Search the material below for the word "year". Copy every line that has it.

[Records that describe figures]
>>>

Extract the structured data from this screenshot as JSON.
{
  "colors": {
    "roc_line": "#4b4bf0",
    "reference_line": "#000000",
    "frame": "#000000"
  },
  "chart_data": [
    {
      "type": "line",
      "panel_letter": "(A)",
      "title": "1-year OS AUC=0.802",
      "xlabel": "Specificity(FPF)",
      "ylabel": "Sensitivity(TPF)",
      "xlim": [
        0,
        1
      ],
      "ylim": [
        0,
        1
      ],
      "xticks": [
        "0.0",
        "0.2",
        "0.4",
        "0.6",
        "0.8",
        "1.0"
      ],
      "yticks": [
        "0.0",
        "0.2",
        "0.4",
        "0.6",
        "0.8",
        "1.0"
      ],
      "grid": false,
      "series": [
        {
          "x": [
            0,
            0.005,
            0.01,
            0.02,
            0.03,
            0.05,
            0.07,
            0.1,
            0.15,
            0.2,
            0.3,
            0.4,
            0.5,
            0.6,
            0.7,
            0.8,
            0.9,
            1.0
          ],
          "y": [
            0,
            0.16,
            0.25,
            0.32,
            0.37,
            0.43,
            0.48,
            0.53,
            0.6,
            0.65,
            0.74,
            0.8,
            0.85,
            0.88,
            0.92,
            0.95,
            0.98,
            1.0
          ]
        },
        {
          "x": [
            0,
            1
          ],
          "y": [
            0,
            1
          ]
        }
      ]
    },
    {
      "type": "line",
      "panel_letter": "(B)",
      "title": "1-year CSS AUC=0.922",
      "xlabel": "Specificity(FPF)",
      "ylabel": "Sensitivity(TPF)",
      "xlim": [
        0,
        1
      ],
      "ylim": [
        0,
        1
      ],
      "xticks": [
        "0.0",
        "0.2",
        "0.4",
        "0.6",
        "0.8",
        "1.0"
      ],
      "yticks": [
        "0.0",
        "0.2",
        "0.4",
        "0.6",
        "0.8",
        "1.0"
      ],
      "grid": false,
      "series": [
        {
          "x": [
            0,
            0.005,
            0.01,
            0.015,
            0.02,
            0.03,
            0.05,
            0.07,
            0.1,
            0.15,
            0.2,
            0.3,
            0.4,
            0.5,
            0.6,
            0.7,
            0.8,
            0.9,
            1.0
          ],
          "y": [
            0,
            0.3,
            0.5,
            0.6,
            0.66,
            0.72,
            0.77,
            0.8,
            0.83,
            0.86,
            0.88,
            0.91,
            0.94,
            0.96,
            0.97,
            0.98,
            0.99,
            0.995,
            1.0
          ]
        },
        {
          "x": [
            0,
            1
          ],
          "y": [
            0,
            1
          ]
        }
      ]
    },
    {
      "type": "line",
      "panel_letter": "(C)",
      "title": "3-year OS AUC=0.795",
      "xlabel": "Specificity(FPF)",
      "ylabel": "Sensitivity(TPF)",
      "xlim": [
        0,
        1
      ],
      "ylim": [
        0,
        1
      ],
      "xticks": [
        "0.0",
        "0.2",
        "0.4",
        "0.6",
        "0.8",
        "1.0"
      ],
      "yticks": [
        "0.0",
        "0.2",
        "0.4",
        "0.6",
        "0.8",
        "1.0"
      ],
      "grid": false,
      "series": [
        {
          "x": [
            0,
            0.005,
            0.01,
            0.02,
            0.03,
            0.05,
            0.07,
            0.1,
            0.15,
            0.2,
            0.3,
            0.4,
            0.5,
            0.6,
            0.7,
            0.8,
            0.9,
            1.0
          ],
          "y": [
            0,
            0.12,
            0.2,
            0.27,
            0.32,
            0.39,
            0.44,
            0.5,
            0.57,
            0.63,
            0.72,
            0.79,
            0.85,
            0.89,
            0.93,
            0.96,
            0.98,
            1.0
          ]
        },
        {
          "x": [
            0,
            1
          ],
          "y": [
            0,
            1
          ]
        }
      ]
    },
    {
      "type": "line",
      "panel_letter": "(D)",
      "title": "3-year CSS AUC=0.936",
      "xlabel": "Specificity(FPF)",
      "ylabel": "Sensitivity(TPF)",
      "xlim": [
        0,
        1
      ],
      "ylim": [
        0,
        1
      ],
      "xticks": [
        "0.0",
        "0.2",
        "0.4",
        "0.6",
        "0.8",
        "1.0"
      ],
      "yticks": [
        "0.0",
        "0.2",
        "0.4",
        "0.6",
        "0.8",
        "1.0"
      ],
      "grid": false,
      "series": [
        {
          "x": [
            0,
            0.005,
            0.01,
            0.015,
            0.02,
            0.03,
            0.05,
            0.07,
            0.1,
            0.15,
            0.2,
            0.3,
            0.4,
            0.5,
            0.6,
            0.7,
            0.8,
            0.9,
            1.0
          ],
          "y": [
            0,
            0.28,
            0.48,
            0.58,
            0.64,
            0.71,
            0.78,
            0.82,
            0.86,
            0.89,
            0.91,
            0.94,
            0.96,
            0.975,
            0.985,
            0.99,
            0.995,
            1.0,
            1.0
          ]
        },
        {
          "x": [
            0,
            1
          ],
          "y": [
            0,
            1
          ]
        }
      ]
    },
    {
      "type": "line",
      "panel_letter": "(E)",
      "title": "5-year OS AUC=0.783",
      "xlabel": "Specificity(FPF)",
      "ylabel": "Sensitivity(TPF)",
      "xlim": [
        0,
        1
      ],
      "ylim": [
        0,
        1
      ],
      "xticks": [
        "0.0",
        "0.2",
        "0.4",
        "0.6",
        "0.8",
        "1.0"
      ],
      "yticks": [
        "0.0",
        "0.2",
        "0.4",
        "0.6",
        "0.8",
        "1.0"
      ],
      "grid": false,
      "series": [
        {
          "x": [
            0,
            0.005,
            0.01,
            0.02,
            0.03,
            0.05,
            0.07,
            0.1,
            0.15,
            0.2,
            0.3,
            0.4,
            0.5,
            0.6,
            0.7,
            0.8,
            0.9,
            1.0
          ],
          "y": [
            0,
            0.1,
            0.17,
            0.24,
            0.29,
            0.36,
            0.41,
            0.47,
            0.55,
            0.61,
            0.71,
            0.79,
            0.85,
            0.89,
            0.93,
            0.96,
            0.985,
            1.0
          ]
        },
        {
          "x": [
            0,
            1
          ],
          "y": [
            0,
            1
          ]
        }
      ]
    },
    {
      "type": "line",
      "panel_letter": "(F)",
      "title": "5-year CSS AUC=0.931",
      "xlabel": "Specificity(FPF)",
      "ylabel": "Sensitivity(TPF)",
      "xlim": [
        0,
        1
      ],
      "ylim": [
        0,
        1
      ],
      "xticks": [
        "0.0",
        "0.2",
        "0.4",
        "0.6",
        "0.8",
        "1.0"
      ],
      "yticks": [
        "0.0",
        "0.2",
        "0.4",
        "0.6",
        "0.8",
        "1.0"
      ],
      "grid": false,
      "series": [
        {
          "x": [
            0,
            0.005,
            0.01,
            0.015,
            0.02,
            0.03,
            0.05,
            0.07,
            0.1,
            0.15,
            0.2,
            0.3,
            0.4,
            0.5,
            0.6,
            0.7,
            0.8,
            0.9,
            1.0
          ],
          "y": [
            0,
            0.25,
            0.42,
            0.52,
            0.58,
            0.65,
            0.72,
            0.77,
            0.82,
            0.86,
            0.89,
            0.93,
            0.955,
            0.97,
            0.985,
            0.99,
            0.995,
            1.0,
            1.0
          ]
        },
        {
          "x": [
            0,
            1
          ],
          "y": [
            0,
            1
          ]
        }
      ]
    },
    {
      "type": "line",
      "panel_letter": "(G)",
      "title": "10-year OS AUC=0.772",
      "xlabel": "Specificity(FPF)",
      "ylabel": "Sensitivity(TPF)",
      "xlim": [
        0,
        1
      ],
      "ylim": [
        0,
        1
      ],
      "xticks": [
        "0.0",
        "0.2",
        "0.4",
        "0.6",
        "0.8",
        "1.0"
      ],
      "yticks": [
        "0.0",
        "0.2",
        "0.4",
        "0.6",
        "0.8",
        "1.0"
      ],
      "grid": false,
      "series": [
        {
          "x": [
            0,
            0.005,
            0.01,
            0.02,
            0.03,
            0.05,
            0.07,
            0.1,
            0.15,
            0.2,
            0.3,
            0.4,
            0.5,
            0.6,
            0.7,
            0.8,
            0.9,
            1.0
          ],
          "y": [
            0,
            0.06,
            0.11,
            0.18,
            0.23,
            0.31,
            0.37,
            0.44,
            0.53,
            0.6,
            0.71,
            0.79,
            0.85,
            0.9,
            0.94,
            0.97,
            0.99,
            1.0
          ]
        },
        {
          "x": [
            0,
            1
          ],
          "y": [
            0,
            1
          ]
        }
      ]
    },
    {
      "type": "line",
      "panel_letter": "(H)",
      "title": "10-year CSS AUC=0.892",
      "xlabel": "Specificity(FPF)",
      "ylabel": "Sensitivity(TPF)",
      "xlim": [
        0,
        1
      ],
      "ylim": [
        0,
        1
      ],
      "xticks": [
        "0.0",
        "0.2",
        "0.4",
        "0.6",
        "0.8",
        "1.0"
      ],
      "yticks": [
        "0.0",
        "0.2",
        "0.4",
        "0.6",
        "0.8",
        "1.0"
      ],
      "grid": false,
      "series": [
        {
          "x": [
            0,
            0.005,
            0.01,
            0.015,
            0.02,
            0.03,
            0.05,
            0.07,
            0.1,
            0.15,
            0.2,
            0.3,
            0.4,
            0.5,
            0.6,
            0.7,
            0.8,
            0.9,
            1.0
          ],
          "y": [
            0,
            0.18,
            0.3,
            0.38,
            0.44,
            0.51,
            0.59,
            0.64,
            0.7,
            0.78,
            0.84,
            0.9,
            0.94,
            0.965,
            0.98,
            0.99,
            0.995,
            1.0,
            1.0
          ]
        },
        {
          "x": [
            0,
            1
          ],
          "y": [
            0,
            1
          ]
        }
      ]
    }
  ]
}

<<<

* _ANSWER_
      "title": "1-year OS AUC=0.802",
      "title": "1-year CSS AUC=0.922",
      "title": "3-year OS AUC=0.795",
      "title": "3-year CSS AUC=0.936",
      "title": "5-year OS AUC=0.783",
      "title": "5-year CSS AUC=0.931",
      "title": "10-year OS AUC=0.772",
      "title": "10-year CSS AUC=0.892",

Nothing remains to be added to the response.